#### SOURCE DATA:
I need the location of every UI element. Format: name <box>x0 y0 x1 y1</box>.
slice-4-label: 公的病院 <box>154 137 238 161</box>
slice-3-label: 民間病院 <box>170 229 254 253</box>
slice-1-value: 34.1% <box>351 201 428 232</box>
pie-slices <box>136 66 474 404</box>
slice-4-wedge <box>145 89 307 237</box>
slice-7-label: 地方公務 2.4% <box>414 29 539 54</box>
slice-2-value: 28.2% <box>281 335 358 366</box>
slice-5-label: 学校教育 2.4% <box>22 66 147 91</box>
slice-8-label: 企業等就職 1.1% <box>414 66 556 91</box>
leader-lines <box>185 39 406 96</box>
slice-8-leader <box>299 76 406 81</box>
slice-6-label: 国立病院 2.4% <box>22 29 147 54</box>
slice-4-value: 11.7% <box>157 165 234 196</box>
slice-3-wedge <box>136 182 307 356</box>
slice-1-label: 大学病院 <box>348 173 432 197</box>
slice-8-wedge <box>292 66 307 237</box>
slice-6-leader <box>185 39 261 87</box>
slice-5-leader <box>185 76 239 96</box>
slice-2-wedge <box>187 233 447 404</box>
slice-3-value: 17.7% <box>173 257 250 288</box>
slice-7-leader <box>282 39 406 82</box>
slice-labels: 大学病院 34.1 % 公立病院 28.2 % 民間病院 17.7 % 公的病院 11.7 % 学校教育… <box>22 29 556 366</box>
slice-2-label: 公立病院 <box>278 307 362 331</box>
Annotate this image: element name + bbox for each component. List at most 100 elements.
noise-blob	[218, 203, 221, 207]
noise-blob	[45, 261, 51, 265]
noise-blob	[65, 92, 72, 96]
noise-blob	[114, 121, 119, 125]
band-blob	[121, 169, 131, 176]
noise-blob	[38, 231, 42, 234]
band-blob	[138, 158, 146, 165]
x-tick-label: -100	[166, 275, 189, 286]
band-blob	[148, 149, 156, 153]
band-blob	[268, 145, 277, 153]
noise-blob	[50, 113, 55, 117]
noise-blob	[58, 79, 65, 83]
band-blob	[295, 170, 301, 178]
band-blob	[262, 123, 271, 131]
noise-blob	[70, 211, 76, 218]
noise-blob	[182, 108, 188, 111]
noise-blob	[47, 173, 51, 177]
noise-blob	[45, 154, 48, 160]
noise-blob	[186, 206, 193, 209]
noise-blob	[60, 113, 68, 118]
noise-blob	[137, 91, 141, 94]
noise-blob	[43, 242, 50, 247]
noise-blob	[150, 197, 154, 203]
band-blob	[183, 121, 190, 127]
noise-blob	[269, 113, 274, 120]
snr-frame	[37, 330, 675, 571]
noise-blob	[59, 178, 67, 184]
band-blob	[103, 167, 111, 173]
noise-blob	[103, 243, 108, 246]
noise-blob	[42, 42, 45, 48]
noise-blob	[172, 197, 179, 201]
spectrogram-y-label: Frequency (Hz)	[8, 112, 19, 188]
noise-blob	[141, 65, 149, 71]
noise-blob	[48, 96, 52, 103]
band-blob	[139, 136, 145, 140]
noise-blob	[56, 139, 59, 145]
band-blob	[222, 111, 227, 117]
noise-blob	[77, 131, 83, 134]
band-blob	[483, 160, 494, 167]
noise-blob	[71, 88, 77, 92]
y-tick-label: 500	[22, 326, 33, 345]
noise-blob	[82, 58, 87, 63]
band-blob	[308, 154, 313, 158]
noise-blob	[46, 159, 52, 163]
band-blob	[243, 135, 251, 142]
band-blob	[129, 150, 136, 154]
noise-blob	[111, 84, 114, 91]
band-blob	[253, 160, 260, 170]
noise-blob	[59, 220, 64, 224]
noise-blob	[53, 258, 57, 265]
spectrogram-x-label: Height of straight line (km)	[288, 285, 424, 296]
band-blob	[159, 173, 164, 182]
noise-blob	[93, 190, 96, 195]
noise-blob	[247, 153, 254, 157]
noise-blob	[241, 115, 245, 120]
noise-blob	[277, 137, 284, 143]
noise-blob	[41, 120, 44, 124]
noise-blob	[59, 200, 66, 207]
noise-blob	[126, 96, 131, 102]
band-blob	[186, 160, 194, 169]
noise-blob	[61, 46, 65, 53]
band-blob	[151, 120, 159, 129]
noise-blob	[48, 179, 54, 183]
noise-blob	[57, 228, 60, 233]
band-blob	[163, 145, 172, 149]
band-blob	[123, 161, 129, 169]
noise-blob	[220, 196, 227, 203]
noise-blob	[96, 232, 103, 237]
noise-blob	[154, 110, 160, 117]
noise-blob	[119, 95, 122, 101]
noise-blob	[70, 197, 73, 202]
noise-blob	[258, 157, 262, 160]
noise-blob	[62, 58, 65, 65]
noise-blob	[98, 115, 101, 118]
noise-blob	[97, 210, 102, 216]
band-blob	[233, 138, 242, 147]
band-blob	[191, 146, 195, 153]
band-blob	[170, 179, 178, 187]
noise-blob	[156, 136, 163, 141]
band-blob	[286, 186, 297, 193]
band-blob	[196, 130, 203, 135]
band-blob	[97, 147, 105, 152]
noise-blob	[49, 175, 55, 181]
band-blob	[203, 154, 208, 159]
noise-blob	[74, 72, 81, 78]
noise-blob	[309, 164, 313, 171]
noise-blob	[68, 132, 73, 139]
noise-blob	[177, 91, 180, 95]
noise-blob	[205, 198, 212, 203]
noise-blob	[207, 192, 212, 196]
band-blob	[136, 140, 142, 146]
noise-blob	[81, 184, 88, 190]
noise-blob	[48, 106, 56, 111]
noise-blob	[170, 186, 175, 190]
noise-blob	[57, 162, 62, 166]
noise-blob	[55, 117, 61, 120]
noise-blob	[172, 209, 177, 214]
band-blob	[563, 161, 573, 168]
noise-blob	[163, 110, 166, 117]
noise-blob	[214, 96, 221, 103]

#### DESCRIPTION OF THE TASK:
Convert every line of the material above into a Markdown table with the columns "Row" and "Line", numbering each row and leaving out any blank lines.

#### FULL ANSWER:
| Row | Line |
|---|---|
| 1 | I need the location of every UI element. Format: name <box>x0 y0 x1 y1</box>. |
| 2 | slice-4-label: 公的病院 <box>154 137 238 161</box> |
| 3 | slice-3-label: 民間病院 <box>170 229 254 253</box> |
| 4 | slice-1-value: 34.1% <box>351 201 428 232</box> |
| 5 | pie-slices <box>136 66 474 404</box> |
| 6 | slice-4-wedge <box>145 89 307 237</box> |
| 7 | slice-7-label: 地方公務 2.4% <box>414 29 539 54</box> |
| 8 | slice-2-value: 28.2% <box>281 335 358 366</box> |
| 9 | slice-5-label: 学校教育 2.4% <box>22 66 147 91</box> |
| 10 | slice-8-label: 企業等就職 1.1% <box>414 66 556 91</box> |
| 11 | leader-lines <box>185 39 406 96</box> |
| 12 | slice-8-leader <box>299 76 406 81</box> |
| 13 | slice-6-label: 国立病院 2.4% <box>22 29 147 54</box> |
| 14 | slice-4-value: 11.7% <box>157 165 234 196</box> |
| 15 | slice-3-wedge <box>136 182 307 356</box> |
| 16 | slice-1-label: 大学病院 <box>348 173 432 197</box> |
| 17 | slice-8-wedge <box>292 66 307 237</box> |
| 18 | slice-6-leader <box>185 39 261 87</box> |
| 19 | slice-5-leader <box>185 76 239 96</box> |
| 20 | slice-2-wedge <box>187 233 447 404</box> |
| 21 | slice-3-value: 17.7% <box>173 257 250 288</box> |
| 22 | slice-7-leader <box>282 39 406 82</box> |
| 23 | slice-labels: 大学病院 34.1 % 公立病院 28.2 % 民間病院 17.7 % 公的病院 11.7 % 学校教育… <box>22 29 556 366</box> |
| 24 | slice-2-label: 公立病院 <box>278 307 362 331</box> |
| 25 | Annotate this image: element name + bbox for each component. List at most 100 elements. |
| 26 | noise-blob	[218, 203, 221, 207] |
| 27 | noise-blob	[45, 261, 51, 265] |
| 28 | noise-blob	[65, 92, 72, 96] |
| 29 | noise-blob	[114, 121, 119, 125] |
| 30 | band-blob	[121, 169, 131, 176] |
| 31 | noise-blob	[38, 231, 42, 234] |
| 32 | band-blob	[138, 158, 146, 165] |
| 33 | x-tick-label: -100	[166, 275, 189, 286] |
| 34 | band-blob	[148, 149, 156, 153] |
| 35 | band-blob	[268, 145, 277, 153] |
| 36 | noise-blob	[50, 113, 55, 117] |
| 37 | noise-blob	[58, 79, 65, 83] |
| 38 | band-blob	[295, 170, 301, 178] |
| 39 | band-blob	[262, 123, 271, 131] |
| 40 | noise-blob	[70, 211, 76, 218] |
| 41 | noise-blob	[182, 108, 188, 111] |
| 42 | noise-blob	[47, 173, 51, 177] |
| 43 | noise-blob	[45, 154, 48, 160] |
| 44 | noise-blob	[186, 206, 193, 209] |
| 45 | noise-blob	[60, 113, 68, 118] |
| 46 | noise-blob	[137, 91, 141, 94] |
| 47 | noise-blob	[43, 242, 50, 247] |
| 48 | noise-blob	[150, 197, 154, 203] |
| 49 | band-blob	[183, 121, 190, 127] |
| 50 | noise-blob	[269, 113, 274, 120] |
| 51 | snr-frame	[37, 330, 675, 571] |
| 52 | noise-blob	[59, 178, 67, 184] |
| 53 | band-blob	[103, 167, 111, 173] |
| 54 | noise-blob	[103, 243, 108, 246] |
| 55 | noise-blob	[42, 42, 45, 48] |
| 56 | noise-blob	[172, 197, 179, 201] |
| 57 | spectrogram-y-label: Frequency (Hz)	[8, 112, 19, 188] |
| 58 | noise-blob	[141, 65, 149, 71] |
| 59 | noise-blob	[48, 96, 52, 103] |
| 60 | band-blob	[139, 136, 145, 140] |
| 61 | noise-blob	[56, 139, 59, 145] |
| 62 | band-blob	[222, 111, 227, 117] |
| 63 | noise-blob	[77, 131, 83, 134] |
| 64 | band-blob	[483, 160, 494, 167] |
| 65 | noise-blob	[71, 88, 77, 92] |
| 66 | y-tick-label: 500	[22, 326, 33, 345] |
| 67 | noise-blob	[82, 58, 87, 63] |
| 68 | band-blob	[308, 154, 313, 158] |
| 69 | noise-blob	[46, 159, 52, 163] |
| 70 | band-blob	[243, 135, 251, 142] |
| 71 | band-blob	[129, 150, 136, 154] |
| 72 | noise-blob	[111, 84, 114, 91] |
| 73 | band-blob	[253, 160, 260, 170] |
| 74 | noise-blob	[59, 220, 64, 224] |
| 75 | noise-blob	[53, 258, 57, 265] |
| 76 | spectrogram-x-label: Height of straight line (km)	[288, 285, 424, 296] |
| 77 | band-blob	[159, 173, 164, 182] |
| 78 | noise-blob	[93, 190, 96, 195] |
| 79 | noise-blob	[247, 153, 254, 157] |
| 80 | noise-blob	[241, 115, 245, 120] |
| 81 | noise-blob	[277, 137, 284, 143] |
| 82 | noise-blob	[41, 120, 44, 124] |
| 83 | noise-blob	[59, 200, 66, 207] |
| 84 | noise-blob	[126, 96, 131, 102] |
| 85 | band-blob	[186, 160, 194, 169] |
| 86 | noise-blob	[61, 46, 65, 53] |
| 87 | band-blob	[151, 120, 159, 129] |
| 88 | noise-blob	[48, 179, 54, 183] |
| 89 | noise-blob	[57, 228, 60, 233] |
| 90 | band-blob	[163, 145, 172, 149] |
| 91 | band-blob	[123, 161, 129, 169] |
| 92 | noise-blob	[220, 196, 227, 203] |
| 93 | noise-blob	[96, 232, 103, 237] |
| 94 | noise-blob	[154, 110, 160, 117] |
| 95 | noise-blob	[119, 95, 122, 101] |
| 96 | noise-blob	[70, 197, 73, 202] |
| 97 | noise-blob	[258, 157, 262, 160] |
| 98 | noise-blob	[62, 58, 65, 65] |
| 99 | noise-blob	[98, 115, 101, 118] |
| 100 | noise-blob	[97, 210, 102, 216] |
| 101 | band-blob	[233, 138, 242, 147] |
| 102 | band-blob	[191, 146, 195, 153] |
| 103 | band-blob	[170, 179, 178, 187] |
| 104 | noise-blob	[156, 136, 163, 141] |
| 105 | band-blob	[286, 186, 297, 193] |
| 106 | band-blob	[196, 130, 203, 135] |
| 107 | band-blob	[97, 147, 105, 152] |
| 108 | noise-blob	[49, 175, 55, 181] |
| 109 | band-blob	[203, 154, 208, 159] |
| 110 | noise-blob	[74, 72, 81, 78] |
| 111 | noise-blob	[309, 164, 313, 171] |
| 112 | noise-blob	[68, 132, 73, 139] |
| 113 | noise-blob	[177, 91, 180, 95] |
| 114 | noise-blob	[205, 198, 212, 203] |
| 115 | noise-blob	[207, 192, 212, 196] |
| 116 | band-blob	[136, 140, 142, 146] |
| 117 | noise-blob	[81, 184, 88, 190] |
| 118 | noise-blob	[48, 106, 56, 111] |
| 119 | noise-blob	[170, 186, 175, 190] |
| 120 | noise-blob	[57, 162, 62, 166] |
| 121 | noise-blob	[55, 117, 61, 120] |
| 122 | noise-blob	[172, 209, 177, 214] |
| 123 | band-blob	[563, 161, 573, 168] |
| 124 | noise-blob	[163, 110, 166, 117] |
| 125 | noise-blob	[214, 96, 221, 103] |